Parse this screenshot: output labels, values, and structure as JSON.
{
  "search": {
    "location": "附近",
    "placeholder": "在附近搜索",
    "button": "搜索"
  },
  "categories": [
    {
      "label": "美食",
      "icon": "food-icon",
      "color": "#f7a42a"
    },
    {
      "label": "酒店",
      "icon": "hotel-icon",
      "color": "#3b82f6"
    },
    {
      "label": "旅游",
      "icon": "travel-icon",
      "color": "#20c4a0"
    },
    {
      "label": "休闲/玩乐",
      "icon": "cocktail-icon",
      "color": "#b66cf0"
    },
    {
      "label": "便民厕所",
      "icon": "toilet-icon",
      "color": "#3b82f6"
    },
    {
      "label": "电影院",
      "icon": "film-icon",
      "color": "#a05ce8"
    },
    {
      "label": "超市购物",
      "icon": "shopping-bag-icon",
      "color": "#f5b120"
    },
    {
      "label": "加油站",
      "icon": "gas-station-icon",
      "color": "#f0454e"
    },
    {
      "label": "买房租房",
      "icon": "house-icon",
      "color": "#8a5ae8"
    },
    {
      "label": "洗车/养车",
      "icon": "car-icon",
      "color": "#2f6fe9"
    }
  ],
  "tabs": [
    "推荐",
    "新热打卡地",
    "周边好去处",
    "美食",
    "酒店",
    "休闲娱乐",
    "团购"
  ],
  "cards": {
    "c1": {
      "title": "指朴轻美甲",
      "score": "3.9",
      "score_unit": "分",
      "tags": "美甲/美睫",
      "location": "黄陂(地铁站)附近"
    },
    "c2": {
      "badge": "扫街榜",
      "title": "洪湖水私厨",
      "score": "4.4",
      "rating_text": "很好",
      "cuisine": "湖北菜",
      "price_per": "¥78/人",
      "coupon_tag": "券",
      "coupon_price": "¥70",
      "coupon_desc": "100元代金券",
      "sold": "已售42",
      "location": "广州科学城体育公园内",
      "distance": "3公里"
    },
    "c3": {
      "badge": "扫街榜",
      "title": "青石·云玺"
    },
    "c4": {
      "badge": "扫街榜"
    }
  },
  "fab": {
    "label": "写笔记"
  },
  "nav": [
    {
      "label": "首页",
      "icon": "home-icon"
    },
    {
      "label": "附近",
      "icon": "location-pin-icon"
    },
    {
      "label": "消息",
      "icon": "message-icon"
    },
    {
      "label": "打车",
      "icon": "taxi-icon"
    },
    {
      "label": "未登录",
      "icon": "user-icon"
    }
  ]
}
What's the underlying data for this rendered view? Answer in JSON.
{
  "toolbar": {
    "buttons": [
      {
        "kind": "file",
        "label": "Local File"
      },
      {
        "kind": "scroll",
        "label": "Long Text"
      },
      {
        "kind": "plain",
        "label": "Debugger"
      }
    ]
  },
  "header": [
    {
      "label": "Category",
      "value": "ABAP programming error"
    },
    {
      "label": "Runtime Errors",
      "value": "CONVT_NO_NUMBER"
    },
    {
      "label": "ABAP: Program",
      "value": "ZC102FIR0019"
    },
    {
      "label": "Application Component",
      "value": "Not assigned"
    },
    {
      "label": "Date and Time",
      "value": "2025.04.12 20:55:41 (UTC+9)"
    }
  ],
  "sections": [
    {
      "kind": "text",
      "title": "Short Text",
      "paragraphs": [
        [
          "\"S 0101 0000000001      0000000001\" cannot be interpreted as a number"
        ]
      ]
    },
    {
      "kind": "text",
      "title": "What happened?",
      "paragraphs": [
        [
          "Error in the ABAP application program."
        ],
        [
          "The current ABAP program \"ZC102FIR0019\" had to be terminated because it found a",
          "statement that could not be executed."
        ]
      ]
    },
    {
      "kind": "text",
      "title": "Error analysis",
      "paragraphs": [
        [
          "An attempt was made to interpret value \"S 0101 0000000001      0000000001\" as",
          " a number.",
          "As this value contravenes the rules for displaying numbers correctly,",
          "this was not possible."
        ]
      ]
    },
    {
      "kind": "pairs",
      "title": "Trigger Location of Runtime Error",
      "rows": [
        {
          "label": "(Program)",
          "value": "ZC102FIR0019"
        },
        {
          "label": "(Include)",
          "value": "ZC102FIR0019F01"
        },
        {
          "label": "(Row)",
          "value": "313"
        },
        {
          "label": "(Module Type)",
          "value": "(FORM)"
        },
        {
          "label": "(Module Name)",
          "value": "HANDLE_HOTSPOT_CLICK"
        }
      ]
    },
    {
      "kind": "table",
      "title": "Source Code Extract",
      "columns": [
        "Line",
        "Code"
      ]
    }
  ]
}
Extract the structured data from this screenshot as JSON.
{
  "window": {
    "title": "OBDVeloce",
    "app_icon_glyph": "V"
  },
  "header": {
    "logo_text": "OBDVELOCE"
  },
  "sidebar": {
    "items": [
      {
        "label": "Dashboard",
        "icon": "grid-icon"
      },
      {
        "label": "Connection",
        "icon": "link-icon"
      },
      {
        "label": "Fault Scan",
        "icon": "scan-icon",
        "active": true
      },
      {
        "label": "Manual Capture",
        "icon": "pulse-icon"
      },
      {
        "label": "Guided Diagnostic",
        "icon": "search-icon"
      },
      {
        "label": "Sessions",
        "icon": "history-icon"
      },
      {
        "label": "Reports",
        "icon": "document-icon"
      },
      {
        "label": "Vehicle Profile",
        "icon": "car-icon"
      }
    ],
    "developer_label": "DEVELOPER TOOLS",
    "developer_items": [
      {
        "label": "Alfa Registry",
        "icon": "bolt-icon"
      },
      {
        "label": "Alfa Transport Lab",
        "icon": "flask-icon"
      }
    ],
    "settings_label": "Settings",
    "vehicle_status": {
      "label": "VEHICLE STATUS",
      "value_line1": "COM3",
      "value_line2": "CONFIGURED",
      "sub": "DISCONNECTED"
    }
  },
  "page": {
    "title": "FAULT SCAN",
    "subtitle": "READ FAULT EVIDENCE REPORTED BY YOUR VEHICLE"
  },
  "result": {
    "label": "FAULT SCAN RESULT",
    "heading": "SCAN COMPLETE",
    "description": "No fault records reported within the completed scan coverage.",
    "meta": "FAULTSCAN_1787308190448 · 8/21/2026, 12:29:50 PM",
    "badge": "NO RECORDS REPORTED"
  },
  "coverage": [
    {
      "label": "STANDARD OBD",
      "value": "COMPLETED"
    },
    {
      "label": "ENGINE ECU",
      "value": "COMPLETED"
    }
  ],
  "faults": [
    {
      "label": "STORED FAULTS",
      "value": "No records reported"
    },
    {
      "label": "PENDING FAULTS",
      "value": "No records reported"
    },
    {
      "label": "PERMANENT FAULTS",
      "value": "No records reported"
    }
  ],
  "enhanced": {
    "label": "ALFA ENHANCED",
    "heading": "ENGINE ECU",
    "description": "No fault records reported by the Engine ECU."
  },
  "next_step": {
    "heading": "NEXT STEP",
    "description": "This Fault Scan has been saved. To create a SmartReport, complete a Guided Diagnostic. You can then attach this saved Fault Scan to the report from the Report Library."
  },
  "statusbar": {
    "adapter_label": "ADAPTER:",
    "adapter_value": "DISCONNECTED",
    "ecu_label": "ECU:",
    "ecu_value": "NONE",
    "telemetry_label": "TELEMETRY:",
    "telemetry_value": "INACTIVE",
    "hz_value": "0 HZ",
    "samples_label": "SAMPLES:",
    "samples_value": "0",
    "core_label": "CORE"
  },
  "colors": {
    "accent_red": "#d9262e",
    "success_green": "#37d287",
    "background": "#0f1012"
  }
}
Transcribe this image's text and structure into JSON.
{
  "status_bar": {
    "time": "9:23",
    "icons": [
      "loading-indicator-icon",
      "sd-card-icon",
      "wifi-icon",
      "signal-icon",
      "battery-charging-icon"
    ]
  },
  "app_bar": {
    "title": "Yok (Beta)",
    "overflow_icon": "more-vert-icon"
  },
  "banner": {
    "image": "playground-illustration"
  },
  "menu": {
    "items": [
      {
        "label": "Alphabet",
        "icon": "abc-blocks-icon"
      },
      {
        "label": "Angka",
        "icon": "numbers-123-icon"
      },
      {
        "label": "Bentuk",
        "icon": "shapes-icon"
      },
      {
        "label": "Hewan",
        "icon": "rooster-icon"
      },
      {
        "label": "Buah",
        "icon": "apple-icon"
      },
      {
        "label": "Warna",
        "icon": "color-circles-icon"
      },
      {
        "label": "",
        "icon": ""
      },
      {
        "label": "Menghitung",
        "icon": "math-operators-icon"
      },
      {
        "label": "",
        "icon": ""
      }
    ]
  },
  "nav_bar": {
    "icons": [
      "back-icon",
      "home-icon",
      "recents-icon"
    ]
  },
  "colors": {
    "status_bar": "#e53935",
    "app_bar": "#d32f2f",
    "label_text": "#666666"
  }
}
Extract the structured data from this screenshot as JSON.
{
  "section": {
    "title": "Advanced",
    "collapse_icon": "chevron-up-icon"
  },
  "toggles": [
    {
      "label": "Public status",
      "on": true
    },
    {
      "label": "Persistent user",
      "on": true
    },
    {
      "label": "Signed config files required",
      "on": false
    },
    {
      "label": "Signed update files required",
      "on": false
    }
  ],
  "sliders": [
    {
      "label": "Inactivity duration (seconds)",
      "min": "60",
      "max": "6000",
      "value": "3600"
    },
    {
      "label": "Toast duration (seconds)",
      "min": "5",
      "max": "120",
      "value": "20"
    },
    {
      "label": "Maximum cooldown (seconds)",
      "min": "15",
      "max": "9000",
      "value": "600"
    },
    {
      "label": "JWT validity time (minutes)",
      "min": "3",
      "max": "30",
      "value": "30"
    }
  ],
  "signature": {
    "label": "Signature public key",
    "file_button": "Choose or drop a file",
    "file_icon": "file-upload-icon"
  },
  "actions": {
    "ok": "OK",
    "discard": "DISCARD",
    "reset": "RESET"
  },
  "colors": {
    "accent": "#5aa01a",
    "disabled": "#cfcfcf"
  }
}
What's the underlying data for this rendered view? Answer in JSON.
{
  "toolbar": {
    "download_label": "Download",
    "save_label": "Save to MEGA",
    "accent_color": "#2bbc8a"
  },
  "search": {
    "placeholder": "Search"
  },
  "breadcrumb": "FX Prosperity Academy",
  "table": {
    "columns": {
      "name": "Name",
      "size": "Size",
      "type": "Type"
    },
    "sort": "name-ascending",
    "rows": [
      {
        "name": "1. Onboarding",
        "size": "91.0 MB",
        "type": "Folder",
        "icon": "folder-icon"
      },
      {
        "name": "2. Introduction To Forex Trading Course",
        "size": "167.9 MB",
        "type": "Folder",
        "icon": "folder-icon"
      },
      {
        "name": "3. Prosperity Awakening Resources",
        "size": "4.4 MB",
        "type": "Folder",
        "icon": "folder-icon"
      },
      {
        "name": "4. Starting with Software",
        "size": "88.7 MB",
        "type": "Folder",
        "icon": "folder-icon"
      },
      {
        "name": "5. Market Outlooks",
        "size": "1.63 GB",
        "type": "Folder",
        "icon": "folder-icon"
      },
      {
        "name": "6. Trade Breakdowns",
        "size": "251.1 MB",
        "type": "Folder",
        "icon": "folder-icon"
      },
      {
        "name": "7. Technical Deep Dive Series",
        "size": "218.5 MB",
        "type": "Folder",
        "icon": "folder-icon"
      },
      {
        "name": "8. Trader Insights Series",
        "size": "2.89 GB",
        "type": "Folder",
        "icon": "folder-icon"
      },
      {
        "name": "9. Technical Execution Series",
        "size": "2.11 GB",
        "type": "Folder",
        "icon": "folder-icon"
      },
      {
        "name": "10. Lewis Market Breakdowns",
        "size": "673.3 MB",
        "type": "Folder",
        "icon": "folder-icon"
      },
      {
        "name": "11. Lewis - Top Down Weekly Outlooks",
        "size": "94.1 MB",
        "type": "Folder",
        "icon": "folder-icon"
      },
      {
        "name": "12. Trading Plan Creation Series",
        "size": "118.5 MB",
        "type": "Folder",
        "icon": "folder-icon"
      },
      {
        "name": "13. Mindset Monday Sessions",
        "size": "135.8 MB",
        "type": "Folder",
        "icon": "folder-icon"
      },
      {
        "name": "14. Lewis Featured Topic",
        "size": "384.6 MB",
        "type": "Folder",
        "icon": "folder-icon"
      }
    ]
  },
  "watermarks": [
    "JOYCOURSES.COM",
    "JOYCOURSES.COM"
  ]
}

########################################

**Exercise directions:** Gather from the records above every line containing the string "duration".

**Task response:**
      "label": "Inactivity duration (seconds)",
      "label": "Toast duration (seconds)",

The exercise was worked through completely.